▶ TASK BRIEF:
Render the lines of the material from its first line through the line holding "point: [435, 137, 449, 151]", inclusive, as a JSON list of strings, one string per line and no blank lines.

::::::

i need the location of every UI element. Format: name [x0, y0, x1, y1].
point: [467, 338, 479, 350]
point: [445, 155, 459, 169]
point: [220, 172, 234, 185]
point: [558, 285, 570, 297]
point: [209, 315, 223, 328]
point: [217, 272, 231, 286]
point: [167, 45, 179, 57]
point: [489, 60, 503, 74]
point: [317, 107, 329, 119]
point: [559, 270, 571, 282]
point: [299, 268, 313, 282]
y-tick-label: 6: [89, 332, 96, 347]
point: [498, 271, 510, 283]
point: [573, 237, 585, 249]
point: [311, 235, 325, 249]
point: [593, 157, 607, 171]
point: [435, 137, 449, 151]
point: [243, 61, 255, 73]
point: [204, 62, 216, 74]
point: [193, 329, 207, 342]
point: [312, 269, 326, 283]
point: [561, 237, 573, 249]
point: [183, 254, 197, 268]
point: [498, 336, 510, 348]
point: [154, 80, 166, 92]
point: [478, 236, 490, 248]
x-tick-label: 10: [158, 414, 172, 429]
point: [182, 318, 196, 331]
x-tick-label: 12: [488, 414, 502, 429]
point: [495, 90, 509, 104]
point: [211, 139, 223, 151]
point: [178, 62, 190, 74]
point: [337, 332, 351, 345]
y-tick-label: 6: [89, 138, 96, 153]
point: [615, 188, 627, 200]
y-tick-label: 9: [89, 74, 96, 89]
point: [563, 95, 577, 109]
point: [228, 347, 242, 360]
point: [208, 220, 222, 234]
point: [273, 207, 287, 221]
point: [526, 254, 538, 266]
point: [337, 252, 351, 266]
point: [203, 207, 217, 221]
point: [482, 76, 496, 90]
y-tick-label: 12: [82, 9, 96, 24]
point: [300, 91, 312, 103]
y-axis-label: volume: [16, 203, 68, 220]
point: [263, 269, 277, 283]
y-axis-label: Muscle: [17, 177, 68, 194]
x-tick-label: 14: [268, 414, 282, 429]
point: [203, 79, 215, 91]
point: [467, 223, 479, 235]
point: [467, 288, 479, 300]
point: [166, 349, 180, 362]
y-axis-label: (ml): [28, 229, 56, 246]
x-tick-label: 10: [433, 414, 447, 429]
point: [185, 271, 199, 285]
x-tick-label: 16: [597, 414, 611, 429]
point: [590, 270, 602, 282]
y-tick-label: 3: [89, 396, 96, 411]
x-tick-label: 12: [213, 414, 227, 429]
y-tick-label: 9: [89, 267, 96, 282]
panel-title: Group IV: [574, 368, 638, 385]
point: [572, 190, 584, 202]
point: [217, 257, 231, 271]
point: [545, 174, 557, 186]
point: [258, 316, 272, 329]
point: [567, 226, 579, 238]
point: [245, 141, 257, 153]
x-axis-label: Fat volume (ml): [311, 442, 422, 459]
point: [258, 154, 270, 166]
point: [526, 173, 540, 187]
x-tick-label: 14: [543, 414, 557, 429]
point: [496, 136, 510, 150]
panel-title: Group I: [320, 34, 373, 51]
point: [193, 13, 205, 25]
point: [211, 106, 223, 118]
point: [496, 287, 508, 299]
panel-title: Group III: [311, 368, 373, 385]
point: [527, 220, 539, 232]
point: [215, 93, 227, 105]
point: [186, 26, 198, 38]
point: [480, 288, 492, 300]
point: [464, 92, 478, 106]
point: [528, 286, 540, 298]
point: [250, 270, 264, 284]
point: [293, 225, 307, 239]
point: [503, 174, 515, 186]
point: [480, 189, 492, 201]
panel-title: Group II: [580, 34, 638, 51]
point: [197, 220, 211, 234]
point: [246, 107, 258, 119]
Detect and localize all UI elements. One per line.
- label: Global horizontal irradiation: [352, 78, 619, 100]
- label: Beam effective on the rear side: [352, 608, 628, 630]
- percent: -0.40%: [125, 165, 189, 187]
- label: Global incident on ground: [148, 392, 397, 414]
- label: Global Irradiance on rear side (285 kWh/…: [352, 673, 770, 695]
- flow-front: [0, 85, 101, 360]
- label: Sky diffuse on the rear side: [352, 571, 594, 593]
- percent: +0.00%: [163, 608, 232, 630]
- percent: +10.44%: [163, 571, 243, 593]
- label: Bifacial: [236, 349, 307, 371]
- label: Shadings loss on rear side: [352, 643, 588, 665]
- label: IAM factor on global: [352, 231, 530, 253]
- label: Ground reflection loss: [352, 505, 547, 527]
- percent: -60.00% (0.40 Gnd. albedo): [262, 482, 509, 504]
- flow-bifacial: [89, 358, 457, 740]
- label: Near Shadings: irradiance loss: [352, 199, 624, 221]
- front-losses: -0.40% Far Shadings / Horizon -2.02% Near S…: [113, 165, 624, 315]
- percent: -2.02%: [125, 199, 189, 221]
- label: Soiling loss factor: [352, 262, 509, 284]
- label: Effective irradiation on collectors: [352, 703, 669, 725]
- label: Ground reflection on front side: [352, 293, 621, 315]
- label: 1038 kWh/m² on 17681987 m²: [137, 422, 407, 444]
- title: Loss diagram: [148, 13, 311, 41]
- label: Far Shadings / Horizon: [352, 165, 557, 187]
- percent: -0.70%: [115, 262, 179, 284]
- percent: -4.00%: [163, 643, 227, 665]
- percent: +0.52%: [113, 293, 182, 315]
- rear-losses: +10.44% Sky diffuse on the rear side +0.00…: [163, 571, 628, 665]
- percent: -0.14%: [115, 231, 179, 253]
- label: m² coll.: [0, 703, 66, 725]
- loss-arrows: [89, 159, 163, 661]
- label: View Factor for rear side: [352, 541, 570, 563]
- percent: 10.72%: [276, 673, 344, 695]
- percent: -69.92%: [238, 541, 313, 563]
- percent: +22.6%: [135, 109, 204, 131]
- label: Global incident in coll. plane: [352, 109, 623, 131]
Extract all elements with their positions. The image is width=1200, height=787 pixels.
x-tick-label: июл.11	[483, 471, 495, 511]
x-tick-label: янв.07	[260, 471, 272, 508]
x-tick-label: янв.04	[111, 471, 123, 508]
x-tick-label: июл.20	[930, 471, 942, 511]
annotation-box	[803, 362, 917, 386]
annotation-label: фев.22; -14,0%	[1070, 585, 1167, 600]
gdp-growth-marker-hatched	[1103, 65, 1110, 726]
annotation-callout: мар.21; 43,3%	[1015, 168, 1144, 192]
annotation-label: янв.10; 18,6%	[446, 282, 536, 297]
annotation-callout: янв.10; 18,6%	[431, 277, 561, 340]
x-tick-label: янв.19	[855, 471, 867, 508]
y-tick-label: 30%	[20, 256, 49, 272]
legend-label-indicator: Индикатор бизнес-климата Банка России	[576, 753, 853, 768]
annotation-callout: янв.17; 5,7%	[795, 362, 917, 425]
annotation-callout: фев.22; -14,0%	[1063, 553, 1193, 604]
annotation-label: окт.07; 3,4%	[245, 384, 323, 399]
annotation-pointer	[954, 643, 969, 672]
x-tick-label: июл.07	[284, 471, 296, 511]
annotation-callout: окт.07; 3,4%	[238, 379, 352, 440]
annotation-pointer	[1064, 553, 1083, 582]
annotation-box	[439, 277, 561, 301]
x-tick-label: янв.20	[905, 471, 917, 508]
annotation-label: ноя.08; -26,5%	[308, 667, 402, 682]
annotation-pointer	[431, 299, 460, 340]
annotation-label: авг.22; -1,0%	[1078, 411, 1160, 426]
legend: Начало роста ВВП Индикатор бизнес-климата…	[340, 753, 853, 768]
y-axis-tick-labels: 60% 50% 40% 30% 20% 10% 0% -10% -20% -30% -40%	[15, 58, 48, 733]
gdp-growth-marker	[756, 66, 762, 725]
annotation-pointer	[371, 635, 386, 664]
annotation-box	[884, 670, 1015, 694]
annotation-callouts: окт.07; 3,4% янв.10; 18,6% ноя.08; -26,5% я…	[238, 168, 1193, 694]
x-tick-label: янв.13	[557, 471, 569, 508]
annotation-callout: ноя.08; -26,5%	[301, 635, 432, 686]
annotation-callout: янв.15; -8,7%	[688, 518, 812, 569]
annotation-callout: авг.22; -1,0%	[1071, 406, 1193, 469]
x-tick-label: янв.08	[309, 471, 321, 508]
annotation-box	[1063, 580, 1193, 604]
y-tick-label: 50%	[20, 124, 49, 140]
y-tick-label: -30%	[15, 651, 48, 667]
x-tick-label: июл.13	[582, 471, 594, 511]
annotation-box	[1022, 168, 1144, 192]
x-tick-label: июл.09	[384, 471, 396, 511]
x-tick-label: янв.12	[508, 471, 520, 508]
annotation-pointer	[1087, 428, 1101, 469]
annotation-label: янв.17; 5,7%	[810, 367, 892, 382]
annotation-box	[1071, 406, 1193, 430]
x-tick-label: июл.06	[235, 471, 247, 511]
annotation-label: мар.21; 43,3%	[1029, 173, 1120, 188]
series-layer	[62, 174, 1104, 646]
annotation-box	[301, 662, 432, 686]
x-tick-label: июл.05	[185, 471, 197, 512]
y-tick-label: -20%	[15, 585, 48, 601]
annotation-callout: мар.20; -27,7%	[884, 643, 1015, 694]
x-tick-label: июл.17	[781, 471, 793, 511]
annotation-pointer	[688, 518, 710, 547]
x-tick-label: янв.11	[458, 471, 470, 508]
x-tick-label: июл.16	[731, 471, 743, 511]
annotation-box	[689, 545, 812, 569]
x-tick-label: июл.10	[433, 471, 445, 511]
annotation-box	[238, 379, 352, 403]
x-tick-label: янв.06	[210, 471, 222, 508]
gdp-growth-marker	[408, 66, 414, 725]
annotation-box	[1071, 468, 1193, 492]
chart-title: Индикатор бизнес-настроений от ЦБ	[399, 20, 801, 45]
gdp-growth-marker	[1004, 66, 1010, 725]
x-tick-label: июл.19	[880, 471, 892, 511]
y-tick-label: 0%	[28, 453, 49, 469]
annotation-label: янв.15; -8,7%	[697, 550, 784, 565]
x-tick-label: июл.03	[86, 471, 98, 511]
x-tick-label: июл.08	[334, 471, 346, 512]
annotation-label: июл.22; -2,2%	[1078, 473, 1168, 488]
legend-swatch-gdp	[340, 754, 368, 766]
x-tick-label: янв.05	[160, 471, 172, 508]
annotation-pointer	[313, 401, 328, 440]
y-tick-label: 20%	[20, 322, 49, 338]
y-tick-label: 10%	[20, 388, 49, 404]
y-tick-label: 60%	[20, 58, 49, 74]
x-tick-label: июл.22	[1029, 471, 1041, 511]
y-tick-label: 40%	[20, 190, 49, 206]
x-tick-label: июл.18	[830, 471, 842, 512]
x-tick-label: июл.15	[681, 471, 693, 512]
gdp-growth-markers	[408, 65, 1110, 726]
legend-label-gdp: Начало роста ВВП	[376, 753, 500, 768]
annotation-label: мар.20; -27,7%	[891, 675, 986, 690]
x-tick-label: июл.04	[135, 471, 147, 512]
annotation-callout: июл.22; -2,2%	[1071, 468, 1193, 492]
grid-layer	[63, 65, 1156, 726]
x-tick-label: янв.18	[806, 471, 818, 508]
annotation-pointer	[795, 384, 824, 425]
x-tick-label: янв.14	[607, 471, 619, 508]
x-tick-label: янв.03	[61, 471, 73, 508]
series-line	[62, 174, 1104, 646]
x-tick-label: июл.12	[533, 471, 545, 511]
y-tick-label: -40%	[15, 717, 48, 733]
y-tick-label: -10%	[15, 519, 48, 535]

::::::

▶ RESPONSE TO THIS EXERCISE:
[
  "i need the location of every UI element. Format: name [x0, y0, x1, y1].",
  "point: [467, 338, 479, 350]",
  "point: [445, 155, 459, 169]",
  "point: [220, 172, 234, 185]",
  "point: [558, 285, 570, 297]",
  "point: [209, 315, 223, 328]",
  "point: [217, 272, 231, 286]",
  "point: [167, 45, 179, 57]",
  "point: [489, 60, 503, 74]",
  "point: [317, 107, 329, 119]",
  "point: [559, 270, 571, 282]",
  "point: [299, 268, 313, 282]",
  "y-tick-label: 6: [89, 332, 96, 347]",
  "point: [498, 271, 510, 283]",
  "point: [573, 237, 585, 249]",
  "point: [311, 235, 325, 249]",
  "point: [593, 157, 607, 171]",
  "point: [435, 137, 449, 151]"
]